§ **Written task**: Collect every line that includes the string "brain".

§ **Dataset content**:
----------------------------------------

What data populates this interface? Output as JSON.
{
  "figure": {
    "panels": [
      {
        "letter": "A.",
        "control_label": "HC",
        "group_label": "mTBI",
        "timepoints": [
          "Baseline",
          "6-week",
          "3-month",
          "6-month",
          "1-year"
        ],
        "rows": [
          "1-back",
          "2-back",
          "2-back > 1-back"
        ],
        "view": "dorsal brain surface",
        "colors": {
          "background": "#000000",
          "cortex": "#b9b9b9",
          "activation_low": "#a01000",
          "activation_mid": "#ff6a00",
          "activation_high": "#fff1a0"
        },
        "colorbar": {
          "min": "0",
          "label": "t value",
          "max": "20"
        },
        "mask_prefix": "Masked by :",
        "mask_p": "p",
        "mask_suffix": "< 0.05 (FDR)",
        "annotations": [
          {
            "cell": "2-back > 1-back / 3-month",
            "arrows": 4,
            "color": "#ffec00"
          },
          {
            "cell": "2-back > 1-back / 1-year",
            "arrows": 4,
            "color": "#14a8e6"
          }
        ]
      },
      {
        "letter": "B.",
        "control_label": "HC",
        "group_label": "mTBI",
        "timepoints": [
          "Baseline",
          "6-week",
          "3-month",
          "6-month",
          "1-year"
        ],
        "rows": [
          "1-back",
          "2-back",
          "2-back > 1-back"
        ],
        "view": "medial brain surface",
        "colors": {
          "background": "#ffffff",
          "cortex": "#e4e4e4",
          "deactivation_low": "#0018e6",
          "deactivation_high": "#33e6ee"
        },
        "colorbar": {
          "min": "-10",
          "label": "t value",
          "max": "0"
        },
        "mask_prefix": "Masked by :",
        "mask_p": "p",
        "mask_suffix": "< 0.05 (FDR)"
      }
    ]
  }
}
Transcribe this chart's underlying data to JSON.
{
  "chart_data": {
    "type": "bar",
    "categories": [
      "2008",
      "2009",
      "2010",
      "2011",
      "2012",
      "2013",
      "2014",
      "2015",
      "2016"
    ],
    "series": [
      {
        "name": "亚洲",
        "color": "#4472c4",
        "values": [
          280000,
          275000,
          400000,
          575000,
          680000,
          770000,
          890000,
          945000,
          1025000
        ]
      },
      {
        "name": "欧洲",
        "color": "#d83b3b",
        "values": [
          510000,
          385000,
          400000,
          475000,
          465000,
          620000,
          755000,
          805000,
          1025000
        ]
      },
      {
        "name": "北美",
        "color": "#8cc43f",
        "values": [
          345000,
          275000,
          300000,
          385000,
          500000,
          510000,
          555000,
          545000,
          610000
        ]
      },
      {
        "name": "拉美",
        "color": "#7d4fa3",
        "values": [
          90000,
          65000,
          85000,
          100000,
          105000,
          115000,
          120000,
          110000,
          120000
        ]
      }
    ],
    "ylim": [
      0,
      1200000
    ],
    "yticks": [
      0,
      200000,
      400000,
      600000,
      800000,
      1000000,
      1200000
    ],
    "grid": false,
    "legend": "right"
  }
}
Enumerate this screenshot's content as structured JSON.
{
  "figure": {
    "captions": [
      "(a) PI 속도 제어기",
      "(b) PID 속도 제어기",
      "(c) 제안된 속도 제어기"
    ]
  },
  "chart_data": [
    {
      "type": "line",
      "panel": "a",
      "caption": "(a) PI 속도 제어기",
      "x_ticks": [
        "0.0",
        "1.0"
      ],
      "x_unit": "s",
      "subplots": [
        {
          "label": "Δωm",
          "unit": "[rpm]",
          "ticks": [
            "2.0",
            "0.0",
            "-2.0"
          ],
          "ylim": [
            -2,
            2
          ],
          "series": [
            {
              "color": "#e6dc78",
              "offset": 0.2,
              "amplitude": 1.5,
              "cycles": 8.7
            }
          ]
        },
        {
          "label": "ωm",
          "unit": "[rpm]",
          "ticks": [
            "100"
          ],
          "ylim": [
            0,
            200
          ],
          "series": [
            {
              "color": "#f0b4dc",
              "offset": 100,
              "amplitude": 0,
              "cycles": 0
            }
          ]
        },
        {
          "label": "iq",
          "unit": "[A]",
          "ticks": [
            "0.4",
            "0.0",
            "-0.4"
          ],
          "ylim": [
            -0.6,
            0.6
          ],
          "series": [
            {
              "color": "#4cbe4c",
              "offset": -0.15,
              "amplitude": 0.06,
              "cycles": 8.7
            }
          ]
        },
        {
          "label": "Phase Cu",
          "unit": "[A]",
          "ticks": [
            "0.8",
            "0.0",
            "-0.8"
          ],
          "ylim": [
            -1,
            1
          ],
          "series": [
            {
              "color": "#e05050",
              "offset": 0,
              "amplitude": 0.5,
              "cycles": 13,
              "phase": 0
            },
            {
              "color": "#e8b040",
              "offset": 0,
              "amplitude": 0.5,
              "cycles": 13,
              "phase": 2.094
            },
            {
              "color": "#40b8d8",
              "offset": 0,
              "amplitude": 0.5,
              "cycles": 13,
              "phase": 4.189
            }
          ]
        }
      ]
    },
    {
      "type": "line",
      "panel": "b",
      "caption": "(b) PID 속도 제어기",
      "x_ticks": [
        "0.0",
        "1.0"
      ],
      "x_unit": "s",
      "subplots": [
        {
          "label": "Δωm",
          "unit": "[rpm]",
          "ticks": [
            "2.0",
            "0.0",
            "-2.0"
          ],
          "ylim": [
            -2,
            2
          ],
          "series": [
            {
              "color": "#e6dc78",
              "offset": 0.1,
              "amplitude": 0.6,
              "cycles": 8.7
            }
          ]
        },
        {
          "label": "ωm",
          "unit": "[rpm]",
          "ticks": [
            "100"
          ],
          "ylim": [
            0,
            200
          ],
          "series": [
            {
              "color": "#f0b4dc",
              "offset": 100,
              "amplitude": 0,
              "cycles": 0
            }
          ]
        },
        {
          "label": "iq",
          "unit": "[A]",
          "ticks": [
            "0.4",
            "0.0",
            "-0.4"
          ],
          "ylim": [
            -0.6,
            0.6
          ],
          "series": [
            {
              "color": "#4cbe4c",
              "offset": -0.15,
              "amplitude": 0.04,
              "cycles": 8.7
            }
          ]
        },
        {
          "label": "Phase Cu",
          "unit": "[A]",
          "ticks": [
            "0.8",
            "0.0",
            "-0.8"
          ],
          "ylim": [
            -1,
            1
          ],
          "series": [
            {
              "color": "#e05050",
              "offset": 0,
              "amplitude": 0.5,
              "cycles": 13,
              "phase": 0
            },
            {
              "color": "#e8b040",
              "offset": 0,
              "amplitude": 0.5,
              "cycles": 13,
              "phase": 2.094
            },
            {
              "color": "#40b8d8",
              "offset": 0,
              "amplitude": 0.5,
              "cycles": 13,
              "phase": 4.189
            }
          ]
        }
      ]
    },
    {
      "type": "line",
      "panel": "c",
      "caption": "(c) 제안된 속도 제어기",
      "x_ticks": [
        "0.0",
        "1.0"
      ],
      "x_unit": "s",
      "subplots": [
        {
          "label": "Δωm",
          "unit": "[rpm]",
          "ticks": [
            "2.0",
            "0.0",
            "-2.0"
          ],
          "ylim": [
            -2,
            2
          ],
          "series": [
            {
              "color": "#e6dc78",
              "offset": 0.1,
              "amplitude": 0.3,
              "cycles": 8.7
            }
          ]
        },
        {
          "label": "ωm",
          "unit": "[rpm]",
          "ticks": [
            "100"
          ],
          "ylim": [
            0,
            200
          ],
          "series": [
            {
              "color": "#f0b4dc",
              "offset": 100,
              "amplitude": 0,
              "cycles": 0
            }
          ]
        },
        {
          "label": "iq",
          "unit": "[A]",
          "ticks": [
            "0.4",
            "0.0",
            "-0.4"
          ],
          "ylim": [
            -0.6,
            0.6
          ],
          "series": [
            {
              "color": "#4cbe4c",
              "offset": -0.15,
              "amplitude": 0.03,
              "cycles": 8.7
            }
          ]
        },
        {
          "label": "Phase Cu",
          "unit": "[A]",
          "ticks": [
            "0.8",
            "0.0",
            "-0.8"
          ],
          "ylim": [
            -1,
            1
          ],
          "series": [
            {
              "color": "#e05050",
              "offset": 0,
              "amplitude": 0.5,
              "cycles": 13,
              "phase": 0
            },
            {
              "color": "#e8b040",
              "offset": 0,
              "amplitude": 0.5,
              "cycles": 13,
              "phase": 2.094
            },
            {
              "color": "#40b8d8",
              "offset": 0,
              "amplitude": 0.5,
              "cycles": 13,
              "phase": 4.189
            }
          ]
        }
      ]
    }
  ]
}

----------------------------------------

§ **Solved problem**:
        "view": "dorsal brain surface",
        "view": "medial brain surface",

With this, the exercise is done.